━━━━━ Verilen metin

Özgür gazeteciliğe destek olun
Search
Close this search box.

Depremlerin birinci yılında adalet arayışı sürüyor: Soruşturmalar devam ediyor, kamu görevlilerine dava açılmadı

Tarihinin karşı karşıya kaldığı en büyük facialardan biri olan 6 Şubat 2023’teki Kahramanmaraş merkezli depremler, 10 şehri vurarak 53 bin 537 kişinin hayatını kaybetmesine ve 107 bin 213 kişinin yaralanmasına yol açtı. Adalet Bakanlığı ve bölge baro başkanlarının Medyascope ile paylaştığı veriler, deprem sonrası yürütülen soruşturma ve yargılamaların boyutunu gözler önüne serdi. Buna göre 2 bin 825 şüpheli hakkında işlem yapıldı, 267’si tutuklandı, 984’ü adli kontrol altında ve şu ana kadar 369 dava açıldı. Kamu görevlileri hakkında da soruşturmalar başlatıldı ancak henüz dava açılmadı. Çevre, Şehircilik ve İklim Değişikliği Bakanlığı’nın hasar tespitleri ile mahkemelerin bilirkişi raporları arasındaki farklılıklar da dikkat çekiyor.

━━━━━━━━━━

Kısa görev A =>
Satırları, en baştan "item-price: 100 ₽ [707, 700, 744, 716]" geçen satıra kadar, iki uç da dahil olmak üzere birebir yazıya geçirin.
Deprem haberi ile satırlar birbirinden bağımsızdır.

━━━━━ Kaydedilen bilgiler

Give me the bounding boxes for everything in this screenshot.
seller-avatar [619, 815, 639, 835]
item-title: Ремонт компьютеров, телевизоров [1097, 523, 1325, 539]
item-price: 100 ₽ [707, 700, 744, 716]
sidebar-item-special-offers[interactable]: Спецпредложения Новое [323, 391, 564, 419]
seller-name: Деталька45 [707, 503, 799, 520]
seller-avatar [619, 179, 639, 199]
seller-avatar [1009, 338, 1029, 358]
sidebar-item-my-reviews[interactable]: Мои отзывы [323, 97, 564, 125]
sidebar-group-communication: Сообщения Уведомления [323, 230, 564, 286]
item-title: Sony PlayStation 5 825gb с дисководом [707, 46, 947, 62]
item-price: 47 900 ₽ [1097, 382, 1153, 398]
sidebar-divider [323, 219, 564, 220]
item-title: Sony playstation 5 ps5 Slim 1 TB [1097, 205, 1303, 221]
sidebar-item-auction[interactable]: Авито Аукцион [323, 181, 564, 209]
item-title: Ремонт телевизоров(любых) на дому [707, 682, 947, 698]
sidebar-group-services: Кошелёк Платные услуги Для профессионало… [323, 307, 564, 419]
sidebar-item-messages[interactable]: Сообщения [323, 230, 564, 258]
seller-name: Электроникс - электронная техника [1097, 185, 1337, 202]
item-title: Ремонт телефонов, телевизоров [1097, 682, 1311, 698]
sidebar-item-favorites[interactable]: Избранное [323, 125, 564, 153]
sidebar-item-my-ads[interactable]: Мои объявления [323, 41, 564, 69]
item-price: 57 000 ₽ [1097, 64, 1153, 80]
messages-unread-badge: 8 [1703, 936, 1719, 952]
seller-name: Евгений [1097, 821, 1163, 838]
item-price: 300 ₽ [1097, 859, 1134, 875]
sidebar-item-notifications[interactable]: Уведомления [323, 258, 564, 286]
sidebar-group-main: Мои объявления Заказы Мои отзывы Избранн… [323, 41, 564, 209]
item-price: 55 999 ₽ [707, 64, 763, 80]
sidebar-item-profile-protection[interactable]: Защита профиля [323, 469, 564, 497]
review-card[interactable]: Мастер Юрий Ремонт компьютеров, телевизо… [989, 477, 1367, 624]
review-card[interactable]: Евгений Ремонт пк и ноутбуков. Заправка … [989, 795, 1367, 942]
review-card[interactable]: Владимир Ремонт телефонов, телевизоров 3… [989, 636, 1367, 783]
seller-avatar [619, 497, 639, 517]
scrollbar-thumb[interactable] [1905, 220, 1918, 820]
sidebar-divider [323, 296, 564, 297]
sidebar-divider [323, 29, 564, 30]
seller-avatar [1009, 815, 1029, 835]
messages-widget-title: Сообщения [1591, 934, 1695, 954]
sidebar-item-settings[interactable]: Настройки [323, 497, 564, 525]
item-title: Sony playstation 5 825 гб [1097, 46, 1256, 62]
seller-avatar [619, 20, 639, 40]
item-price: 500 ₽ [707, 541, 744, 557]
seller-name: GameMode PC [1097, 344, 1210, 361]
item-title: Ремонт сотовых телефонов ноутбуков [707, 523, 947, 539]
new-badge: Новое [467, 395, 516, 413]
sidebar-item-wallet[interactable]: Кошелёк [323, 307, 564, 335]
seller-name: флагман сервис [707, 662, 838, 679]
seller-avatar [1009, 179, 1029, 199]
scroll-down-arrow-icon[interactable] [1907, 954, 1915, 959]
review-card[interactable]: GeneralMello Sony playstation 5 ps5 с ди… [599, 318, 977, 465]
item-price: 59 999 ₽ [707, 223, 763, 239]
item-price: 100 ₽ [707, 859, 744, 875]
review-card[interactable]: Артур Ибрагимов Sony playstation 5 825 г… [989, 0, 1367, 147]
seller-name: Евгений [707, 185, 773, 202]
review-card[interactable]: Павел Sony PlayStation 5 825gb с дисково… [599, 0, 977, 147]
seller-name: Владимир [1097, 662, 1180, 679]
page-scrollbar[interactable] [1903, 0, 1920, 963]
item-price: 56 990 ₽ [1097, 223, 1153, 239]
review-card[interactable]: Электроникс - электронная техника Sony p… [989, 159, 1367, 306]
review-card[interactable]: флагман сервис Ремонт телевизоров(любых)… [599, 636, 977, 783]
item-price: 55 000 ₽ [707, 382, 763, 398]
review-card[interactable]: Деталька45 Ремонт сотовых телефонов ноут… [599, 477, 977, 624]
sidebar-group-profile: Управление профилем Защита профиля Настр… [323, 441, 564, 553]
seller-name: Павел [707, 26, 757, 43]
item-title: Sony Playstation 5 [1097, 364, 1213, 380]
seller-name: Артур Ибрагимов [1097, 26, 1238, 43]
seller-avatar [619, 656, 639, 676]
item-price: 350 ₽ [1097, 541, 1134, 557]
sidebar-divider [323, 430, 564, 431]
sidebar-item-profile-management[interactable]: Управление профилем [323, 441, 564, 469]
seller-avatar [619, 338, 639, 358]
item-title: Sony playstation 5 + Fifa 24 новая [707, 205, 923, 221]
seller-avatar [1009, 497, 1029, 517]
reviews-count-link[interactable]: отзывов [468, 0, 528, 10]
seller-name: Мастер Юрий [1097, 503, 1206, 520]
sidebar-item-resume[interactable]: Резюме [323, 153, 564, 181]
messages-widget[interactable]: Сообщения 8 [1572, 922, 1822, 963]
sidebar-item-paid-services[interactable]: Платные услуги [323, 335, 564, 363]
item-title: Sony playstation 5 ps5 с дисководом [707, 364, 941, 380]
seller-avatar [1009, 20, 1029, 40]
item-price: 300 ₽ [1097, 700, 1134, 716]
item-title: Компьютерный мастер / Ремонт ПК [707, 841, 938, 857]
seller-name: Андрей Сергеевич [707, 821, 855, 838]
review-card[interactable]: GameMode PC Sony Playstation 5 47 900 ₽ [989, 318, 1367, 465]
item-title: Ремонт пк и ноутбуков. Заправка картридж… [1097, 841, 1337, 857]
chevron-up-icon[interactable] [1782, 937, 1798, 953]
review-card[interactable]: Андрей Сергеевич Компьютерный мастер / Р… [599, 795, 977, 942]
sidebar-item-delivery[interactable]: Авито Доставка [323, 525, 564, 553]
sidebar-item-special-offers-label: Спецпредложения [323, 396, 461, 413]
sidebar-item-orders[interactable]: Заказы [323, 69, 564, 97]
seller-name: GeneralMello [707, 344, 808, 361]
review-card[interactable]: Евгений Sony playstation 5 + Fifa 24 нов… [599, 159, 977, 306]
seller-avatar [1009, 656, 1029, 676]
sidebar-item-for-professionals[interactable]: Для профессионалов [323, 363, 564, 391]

━━━━━━━━━━

Kısa görev B =>
Deprem haberine göre kaç şüpheli tutuklandı?

Tam yanıt A =>
Give me the bounding boxes for everything in this screenshot.
seller-avatar [619, 815, 639, 835]
item-title: Ремонт компьютеров, телевизоров [1097, 523, 1325, 539]
item-price: 100 ₽ [707, 700, 744, 716]

Tam yanıt B =>
267 şüpheli tutuklandı.